Provided records:
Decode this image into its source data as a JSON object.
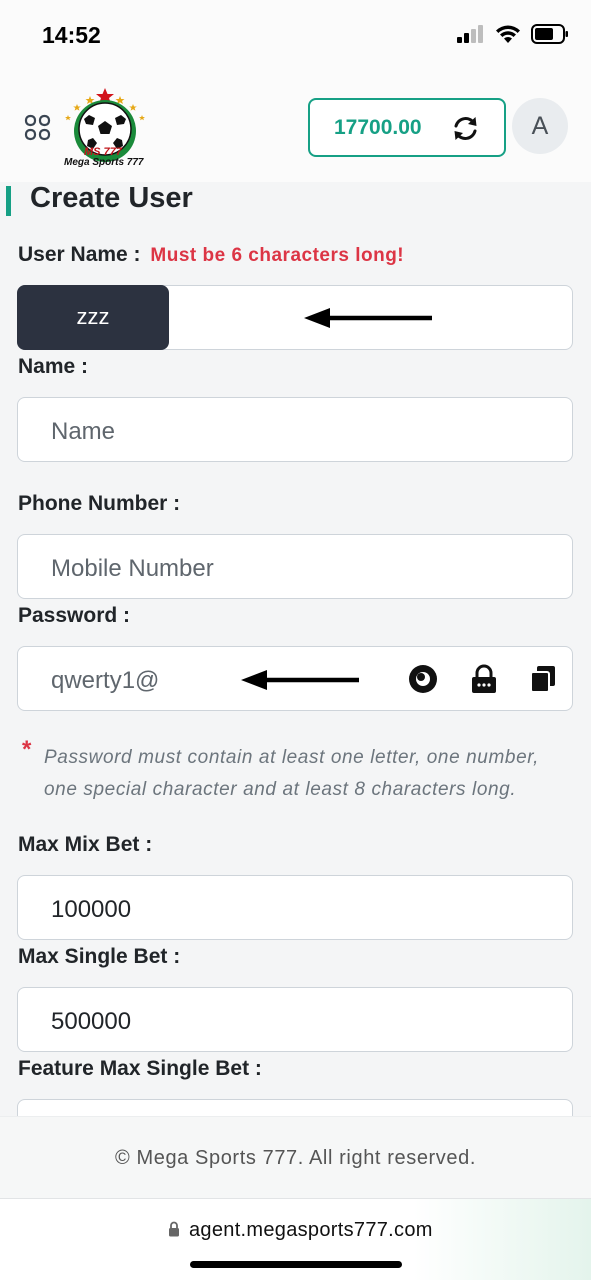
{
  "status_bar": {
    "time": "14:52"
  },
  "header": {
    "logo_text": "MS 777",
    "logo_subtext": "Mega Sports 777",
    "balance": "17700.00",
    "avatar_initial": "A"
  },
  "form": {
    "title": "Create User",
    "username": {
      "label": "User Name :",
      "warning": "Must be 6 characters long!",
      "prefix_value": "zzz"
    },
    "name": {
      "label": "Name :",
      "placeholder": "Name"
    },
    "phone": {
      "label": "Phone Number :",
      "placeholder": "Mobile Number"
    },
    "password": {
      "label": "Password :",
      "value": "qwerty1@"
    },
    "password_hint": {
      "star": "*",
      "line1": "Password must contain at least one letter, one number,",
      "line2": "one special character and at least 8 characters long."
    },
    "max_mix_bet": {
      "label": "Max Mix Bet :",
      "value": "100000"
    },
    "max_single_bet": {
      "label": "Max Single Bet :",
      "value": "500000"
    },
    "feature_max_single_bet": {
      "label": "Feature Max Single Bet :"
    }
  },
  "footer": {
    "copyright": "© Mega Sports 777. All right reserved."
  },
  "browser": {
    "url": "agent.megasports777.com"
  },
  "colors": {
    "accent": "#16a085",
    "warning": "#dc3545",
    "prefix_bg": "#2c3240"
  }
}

Exercise description: All of the entries need to be transcribed word for word; pictures are left out.

Expected output:
Decode this image into its source data as a JSON object.
{
  "status_bar": {
    "time": "14:52"
  },
  "header": {
    "logo_text": "MS 777",
    "logo_subtext": "Mega Sports 777",
    "balance": "17700.00",
    "avatar_initial": "A"
  },
  "form": {
    "title": "Create User",
    "username": {
      "label": "User Name :",
      "warning": "Must be 6 characters long!",
      "prefix_value": "zzz"
    },
    "name": {
      "label": "Name :",
      "placeholder": "Name"
    },
    "phone": {
      "label": "Phone Number :",
      "placeholder": "Mobile Number"
    },
    "password": {
      "label": "Password :",
      "value": "qwerty1@"
    },
    "password_hint": {
      "star": "*",
      "line1": "Password must contain at least one letter, one number,",
      "line2": "one special character and at least 8 characters long."
    },
    "max_mix_bet": {
      "label": "Max Mix Bet :",
      "value": "100000"
    },
    "max_single_bet": {
      "label": "Max Single Bet :",
      "value": "500000"
    },
    "feature_max_single_bet": {
      "label": "Feature Max Single Bet :"
    }
  },
  "footer": {
    "copyright": "© Mega Sports 777. All right reserved."
  },
  "browser": {
    "url": "agent.megasports777.com"
  },
  "colors": {
    "accent": "#16a085",
    "warning": "#dc3545",
    "prefix_bg": "#2c3240"
  }
}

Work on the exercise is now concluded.